(Job):
Find every line with the word "Occidental" and give their count, nothing else.
***
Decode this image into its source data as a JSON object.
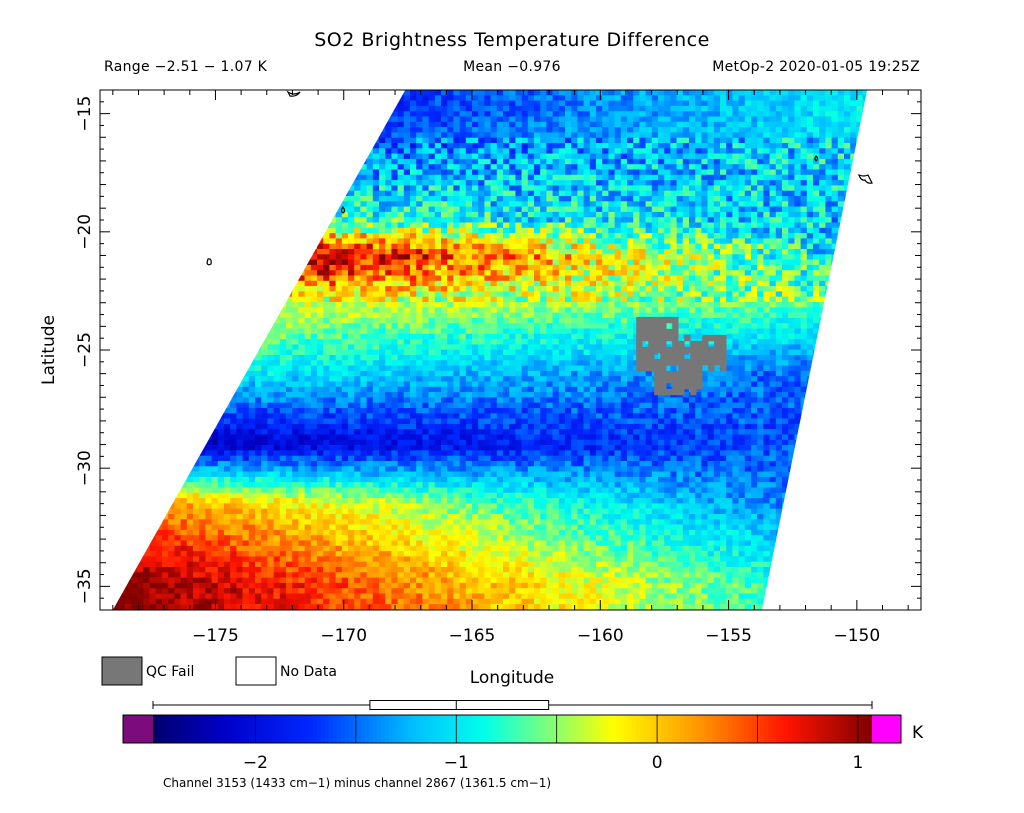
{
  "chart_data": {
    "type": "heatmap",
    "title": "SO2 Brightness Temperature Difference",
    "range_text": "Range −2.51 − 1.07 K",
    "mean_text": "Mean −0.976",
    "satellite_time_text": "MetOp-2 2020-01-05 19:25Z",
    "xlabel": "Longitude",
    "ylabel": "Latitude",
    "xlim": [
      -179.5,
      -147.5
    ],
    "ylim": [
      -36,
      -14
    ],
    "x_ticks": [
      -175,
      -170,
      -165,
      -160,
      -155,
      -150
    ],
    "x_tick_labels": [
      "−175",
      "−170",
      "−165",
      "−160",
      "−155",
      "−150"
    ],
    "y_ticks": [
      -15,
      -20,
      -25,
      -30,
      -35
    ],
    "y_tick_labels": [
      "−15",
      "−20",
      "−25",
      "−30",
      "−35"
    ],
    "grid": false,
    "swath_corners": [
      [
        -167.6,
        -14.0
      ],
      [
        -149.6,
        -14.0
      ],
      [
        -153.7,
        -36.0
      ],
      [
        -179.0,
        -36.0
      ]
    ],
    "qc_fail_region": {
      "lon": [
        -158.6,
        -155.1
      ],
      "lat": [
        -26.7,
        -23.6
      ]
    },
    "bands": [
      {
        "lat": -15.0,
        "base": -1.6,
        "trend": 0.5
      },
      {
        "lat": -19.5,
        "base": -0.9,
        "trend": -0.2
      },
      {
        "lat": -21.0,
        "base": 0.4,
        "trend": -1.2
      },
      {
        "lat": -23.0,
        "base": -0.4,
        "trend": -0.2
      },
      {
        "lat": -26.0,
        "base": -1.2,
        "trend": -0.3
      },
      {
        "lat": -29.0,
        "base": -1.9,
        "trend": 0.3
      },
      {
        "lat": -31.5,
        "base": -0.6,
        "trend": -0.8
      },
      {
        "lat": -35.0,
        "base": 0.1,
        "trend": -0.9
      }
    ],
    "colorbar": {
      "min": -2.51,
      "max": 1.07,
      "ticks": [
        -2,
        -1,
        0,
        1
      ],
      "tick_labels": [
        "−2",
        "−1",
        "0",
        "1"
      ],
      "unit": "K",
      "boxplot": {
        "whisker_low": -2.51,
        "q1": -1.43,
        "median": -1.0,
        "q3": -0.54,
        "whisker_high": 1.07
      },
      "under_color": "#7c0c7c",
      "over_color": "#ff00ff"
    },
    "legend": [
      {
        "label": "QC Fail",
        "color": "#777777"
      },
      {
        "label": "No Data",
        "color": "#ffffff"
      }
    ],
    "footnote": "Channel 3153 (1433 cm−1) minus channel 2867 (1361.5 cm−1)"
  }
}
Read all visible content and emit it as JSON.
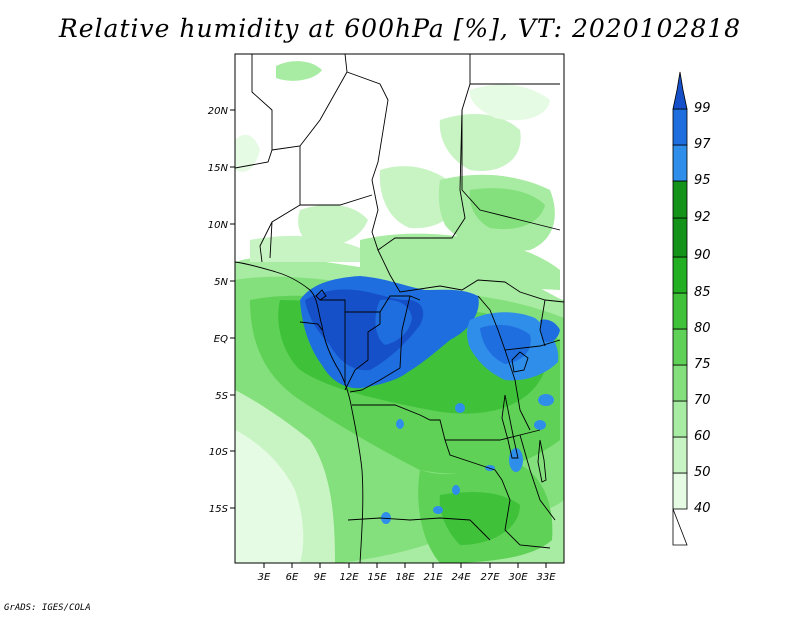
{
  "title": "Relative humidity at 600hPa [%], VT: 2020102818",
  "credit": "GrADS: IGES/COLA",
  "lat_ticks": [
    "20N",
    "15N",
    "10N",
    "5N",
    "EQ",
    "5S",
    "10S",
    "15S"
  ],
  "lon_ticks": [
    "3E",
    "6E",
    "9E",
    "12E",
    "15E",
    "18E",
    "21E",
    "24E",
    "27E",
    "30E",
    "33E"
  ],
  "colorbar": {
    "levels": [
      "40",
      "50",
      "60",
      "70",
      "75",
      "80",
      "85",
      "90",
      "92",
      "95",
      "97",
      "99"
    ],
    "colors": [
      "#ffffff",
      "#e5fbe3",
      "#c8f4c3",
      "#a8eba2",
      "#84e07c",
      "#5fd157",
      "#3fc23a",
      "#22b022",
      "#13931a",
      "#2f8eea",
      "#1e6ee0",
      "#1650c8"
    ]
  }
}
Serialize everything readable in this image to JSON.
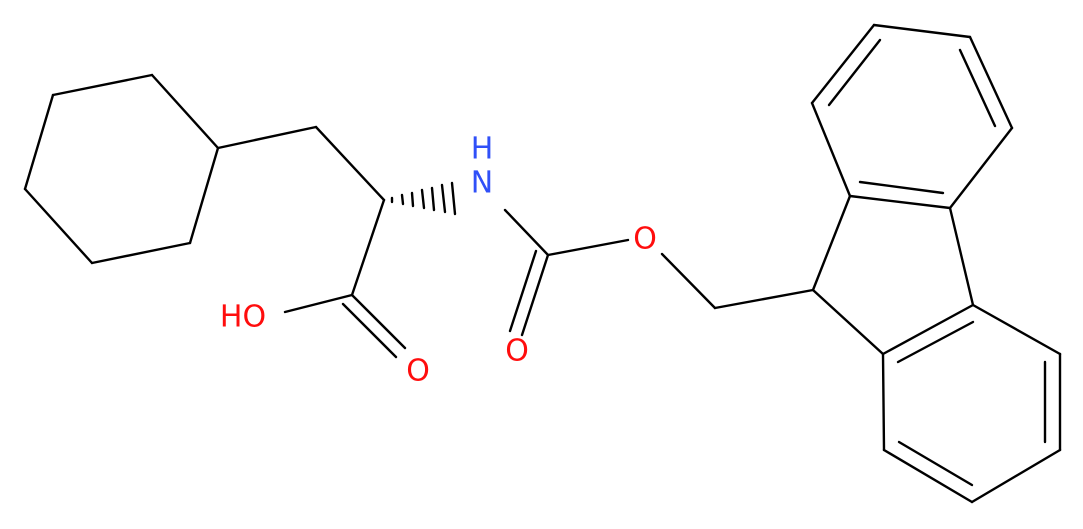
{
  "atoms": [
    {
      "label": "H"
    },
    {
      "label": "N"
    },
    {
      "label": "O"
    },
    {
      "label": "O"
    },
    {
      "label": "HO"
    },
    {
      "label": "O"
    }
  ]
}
***
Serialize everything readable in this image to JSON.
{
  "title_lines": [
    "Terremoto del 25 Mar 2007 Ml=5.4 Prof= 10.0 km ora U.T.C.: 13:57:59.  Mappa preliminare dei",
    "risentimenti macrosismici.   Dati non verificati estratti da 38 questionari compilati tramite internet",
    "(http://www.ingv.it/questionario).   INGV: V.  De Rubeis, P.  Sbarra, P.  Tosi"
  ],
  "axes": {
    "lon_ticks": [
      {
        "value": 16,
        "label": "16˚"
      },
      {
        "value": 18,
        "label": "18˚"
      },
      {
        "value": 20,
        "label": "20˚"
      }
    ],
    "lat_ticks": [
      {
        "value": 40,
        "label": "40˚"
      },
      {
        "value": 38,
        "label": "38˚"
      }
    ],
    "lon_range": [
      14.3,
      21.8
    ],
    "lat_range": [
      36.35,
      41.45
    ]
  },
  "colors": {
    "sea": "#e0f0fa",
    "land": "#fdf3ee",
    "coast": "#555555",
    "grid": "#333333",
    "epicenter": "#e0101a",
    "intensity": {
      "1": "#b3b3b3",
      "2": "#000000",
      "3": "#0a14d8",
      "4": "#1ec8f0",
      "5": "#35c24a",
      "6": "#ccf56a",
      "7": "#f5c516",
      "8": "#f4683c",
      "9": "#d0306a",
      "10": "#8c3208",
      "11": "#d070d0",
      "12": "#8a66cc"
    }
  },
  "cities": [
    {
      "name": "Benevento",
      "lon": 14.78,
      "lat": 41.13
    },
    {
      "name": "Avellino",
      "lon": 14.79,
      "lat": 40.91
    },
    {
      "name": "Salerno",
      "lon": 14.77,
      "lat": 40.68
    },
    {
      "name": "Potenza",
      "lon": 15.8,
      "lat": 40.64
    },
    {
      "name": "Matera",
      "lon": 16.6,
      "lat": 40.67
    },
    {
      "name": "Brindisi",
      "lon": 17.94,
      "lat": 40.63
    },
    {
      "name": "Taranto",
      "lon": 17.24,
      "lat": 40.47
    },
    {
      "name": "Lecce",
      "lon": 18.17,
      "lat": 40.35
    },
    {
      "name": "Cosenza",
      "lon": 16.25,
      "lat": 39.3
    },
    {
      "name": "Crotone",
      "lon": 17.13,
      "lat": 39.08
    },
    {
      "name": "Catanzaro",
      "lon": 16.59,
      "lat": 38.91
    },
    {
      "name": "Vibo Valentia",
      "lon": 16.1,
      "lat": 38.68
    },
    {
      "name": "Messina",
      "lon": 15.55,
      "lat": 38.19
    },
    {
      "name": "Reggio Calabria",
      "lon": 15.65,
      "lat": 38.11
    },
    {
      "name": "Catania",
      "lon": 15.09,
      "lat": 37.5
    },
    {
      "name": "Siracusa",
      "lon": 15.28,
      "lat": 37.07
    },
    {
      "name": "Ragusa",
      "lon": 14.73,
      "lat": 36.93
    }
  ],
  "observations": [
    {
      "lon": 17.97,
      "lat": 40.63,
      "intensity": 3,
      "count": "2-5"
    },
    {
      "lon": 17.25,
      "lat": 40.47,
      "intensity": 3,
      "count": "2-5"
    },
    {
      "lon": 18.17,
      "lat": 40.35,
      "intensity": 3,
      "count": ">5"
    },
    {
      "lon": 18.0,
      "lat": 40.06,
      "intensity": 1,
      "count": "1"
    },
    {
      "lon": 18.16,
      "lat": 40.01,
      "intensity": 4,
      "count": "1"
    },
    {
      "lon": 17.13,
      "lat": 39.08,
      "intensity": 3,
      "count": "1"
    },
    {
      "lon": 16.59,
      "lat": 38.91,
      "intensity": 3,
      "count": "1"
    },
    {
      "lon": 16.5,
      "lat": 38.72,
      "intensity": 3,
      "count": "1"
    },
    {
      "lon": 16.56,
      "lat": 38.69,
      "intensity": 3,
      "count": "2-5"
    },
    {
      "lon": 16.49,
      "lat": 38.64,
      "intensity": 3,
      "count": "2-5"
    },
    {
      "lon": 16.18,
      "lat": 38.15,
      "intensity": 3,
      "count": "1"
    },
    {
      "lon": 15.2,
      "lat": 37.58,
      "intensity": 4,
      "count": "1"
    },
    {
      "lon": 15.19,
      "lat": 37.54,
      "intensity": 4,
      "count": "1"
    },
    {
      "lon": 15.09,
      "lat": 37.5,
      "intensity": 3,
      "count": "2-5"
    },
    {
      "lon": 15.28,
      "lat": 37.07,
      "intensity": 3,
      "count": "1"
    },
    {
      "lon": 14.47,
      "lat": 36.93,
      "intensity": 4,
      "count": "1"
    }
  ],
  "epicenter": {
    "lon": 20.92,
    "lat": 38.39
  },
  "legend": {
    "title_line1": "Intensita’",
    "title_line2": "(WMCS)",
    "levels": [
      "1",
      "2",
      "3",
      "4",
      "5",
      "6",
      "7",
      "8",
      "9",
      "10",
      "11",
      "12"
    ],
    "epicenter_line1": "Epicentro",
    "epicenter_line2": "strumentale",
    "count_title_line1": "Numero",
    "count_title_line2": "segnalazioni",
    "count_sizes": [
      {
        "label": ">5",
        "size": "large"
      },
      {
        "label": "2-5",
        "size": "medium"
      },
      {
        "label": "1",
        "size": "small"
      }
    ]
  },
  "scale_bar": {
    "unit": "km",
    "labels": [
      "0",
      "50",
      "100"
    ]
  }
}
***
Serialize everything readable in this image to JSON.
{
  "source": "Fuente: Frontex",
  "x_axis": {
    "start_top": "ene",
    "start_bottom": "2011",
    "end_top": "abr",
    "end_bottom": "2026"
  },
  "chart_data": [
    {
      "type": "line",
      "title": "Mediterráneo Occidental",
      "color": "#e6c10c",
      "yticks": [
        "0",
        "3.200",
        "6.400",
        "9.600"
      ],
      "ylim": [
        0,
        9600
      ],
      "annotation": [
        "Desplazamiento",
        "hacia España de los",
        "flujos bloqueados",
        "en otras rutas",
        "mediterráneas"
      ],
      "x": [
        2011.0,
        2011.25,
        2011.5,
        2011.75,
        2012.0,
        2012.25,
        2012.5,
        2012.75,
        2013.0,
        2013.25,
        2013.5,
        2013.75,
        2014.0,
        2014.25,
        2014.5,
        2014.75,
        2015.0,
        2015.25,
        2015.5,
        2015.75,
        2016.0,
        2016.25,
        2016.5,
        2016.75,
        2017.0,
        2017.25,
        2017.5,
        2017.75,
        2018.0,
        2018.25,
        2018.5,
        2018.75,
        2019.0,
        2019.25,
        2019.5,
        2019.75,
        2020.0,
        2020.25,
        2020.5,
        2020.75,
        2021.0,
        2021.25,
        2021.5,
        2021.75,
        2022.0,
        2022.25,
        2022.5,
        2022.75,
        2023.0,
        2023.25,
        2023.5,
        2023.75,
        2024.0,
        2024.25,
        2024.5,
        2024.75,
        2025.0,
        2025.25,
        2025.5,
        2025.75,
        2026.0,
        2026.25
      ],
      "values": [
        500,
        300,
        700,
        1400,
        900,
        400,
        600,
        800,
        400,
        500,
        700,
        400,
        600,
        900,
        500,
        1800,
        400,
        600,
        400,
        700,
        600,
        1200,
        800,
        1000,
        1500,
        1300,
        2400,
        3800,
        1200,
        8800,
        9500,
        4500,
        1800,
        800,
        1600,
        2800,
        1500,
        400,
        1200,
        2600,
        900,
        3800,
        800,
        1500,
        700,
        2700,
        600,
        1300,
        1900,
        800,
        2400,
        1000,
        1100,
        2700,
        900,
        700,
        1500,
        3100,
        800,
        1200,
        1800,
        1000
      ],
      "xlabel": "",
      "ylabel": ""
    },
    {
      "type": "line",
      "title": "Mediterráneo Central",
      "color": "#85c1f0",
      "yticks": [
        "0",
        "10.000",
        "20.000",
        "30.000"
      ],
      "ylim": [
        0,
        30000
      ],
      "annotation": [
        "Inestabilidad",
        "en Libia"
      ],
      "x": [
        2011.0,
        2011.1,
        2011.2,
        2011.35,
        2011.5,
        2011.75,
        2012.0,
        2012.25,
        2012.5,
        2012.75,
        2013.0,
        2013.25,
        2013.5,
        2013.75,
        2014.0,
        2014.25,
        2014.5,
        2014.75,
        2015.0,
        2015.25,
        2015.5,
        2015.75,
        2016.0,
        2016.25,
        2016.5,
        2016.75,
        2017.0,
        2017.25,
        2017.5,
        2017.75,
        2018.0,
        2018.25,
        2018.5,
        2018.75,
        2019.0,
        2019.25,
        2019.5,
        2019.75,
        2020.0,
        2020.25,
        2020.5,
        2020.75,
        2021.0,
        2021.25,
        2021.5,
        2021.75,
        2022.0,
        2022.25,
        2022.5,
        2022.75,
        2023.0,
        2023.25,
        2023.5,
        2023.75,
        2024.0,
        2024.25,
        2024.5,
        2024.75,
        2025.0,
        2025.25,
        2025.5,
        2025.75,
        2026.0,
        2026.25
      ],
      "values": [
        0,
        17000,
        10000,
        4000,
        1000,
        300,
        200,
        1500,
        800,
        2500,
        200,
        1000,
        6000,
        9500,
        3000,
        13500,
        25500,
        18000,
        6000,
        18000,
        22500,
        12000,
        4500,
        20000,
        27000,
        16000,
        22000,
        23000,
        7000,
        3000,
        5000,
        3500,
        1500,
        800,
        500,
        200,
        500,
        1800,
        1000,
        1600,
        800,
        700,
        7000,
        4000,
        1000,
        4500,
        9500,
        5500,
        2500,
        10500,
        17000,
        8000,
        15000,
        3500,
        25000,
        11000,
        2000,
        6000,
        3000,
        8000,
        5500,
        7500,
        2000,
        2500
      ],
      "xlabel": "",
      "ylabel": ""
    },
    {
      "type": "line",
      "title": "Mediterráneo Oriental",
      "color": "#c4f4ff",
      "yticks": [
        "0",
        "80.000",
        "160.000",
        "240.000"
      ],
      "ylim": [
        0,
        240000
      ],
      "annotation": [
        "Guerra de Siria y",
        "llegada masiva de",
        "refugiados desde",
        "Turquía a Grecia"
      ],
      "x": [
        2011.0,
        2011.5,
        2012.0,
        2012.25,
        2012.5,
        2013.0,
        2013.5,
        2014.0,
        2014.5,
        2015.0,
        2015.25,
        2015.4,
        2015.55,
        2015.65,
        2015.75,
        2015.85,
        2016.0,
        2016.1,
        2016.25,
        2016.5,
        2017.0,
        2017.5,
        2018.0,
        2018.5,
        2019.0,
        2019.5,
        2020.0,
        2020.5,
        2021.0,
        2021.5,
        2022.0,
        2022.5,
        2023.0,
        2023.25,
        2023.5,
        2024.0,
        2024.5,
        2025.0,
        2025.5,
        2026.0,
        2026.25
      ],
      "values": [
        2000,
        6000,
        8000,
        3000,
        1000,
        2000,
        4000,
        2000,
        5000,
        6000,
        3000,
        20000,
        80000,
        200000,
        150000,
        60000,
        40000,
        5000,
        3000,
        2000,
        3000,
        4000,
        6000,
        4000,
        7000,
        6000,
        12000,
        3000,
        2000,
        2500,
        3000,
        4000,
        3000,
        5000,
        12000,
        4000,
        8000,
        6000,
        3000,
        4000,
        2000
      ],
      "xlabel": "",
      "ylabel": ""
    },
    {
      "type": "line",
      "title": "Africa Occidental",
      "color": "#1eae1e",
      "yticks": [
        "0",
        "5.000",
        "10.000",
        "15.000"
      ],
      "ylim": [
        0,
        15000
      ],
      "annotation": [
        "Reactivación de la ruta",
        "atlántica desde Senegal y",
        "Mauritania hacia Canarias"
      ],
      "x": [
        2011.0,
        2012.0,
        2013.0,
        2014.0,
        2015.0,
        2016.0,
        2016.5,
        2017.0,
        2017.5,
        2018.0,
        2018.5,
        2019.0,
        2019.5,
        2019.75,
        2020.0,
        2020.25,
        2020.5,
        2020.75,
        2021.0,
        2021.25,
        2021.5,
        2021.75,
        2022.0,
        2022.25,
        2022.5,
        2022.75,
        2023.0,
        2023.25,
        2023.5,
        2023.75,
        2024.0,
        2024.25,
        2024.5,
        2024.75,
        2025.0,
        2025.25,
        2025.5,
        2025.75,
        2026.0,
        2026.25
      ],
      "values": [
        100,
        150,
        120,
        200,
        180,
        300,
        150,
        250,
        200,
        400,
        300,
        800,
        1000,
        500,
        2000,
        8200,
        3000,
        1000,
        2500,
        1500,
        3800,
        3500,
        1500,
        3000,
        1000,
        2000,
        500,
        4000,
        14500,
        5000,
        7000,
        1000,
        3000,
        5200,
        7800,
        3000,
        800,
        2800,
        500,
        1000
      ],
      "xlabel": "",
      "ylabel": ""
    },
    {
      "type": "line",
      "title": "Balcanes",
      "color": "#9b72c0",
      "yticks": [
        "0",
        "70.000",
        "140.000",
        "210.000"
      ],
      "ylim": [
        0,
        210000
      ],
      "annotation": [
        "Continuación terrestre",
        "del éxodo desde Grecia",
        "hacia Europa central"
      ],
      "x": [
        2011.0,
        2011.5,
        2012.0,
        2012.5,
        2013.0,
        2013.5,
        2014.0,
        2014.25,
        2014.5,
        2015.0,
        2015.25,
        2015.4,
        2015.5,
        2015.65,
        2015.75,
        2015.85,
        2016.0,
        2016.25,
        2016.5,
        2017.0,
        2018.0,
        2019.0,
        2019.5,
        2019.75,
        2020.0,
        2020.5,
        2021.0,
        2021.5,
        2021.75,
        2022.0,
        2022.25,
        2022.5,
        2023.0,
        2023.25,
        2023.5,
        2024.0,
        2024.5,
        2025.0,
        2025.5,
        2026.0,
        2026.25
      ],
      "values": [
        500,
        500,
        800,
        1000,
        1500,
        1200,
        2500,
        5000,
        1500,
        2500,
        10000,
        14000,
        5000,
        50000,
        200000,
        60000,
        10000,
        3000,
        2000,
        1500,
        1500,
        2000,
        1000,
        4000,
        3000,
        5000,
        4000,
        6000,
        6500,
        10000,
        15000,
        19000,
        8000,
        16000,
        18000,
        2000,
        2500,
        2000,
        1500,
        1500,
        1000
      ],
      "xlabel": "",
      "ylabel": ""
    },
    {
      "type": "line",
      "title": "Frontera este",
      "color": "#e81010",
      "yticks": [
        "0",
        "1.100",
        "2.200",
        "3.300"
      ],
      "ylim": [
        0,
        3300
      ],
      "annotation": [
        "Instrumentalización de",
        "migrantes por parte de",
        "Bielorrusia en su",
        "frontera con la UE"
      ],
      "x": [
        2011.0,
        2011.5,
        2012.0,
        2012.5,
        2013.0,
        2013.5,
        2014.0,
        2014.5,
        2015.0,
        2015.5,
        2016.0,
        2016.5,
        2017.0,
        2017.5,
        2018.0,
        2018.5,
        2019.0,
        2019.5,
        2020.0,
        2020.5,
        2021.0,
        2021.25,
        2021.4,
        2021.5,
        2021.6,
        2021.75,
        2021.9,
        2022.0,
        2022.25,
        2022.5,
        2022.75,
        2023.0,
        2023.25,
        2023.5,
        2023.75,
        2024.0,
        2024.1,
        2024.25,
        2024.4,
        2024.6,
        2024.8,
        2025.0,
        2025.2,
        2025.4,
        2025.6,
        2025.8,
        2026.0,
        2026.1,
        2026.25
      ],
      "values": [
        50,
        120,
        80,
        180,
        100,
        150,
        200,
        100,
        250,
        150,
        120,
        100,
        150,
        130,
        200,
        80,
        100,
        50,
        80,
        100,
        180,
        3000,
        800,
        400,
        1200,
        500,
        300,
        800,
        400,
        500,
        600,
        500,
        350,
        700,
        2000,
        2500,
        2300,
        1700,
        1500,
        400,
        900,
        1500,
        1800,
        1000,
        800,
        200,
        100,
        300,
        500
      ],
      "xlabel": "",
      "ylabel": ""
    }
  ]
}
***
(Task output):
2